— Start —

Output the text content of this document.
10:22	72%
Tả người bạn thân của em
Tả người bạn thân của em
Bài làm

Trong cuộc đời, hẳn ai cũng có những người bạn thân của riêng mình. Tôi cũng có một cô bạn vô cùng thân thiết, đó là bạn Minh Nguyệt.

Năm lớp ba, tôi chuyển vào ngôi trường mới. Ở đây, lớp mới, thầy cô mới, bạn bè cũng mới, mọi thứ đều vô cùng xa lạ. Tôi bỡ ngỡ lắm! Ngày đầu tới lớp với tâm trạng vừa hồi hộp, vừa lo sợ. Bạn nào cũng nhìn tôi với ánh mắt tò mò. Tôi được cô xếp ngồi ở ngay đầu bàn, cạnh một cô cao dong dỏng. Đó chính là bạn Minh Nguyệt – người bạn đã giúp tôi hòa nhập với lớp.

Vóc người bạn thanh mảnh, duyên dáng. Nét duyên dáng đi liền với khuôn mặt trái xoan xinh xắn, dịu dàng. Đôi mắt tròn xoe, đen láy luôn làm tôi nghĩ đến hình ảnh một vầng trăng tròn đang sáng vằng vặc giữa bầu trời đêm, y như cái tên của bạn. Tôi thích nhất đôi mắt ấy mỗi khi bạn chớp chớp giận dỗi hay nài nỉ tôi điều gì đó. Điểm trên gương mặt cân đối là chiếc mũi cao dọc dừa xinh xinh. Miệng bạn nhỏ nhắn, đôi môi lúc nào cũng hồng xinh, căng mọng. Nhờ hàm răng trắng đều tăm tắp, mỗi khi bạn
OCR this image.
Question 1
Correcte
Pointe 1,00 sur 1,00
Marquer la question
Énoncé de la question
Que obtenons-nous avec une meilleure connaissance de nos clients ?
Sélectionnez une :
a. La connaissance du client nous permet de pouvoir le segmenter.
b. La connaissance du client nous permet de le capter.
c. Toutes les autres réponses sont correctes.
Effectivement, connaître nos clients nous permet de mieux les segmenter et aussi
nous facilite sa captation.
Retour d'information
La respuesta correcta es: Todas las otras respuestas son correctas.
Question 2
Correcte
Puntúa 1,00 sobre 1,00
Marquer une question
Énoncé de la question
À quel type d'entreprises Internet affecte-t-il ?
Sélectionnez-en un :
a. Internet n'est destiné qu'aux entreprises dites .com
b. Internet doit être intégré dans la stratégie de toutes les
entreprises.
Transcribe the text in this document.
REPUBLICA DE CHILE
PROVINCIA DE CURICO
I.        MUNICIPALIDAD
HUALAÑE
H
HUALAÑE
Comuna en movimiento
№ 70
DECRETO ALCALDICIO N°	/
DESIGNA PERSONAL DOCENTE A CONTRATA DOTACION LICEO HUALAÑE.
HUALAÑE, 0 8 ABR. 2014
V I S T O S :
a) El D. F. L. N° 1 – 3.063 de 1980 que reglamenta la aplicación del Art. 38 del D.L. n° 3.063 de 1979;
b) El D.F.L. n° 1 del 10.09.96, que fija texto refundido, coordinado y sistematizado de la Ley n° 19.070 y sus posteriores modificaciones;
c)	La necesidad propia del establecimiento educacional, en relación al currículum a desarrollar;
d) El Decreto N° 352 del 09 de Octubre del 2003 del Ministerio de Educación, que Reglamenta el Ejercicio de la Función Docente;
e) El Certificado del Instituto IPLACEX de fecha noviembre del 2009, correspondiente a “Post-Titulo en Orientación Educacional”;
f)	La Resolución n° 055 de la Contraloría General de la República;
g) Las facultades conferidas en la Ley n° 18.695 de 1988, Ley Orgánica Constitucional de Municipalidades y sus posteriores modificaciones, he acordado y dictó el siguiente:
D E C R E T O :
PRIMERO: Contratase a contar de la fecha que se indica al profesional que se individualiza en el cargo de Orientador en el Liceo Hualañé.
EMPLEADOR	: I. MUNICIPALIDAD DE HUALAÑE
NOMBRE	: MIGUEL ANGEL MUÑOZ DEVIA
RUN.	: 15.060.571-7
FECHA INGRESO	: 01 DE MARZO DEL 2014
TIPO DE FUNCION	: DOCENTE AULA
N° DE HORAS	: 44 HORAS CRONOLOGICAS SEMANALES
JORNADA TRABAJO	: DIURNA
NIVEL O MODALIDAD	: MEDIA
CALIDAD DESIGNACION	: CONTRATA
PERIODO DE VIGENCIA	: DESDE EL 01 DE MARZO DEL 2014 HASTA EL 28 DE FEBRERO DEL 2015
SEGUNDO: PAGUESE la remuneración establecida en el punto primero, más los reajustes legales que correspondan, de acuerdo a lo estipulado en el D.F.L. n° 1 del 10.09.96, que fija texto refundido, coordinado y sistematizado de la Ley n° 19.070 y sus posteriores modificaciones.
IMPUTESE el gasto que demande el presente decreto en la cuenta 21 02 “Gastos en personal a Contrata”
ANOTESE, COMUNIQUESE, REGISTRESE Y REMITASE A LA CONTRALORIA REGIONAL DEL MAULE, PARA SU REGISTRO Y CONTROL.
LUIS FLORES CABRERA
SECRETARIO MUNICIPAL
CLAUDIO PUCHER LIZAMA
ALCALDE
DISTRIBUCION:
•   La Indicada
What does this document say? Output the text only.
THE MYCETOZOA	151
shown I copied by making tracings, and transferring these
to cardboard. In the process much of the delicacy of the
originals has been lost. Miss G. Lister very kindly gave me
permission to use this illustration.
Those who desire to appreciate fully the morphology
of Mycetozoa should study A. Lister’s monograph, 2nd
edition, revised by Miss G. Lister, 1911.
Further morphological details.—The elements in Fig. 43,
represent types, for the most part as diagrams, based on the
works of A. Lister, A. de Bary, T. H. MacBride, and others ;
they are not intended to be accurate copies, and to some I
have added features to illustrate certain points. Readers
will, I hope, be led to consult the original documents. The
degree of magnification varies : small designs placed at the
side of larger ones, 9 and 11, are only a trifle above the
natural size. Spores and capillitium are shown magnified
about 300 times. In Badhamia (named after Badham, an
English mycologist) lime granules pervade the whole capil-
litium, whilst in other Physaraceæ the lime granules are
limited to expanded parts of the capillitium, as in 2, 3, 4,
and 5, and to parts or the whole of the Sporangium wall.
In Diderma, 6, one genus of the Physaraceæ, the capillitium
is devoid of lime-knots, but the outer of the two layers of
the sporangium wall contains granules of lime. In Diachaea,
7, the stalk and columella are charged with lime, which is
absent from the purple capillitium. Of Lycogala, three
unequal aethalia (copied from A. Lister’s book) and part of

— End —

EXERCISE TASK: Lines containing the word "segmenter" must all be returned from the material above.

ANSWER BELOW:
a. La connaissance du client nous permet de pouvoir le segmenter.
Effectivement, connaître nos clients nous permet de mieux les segmenter et aussi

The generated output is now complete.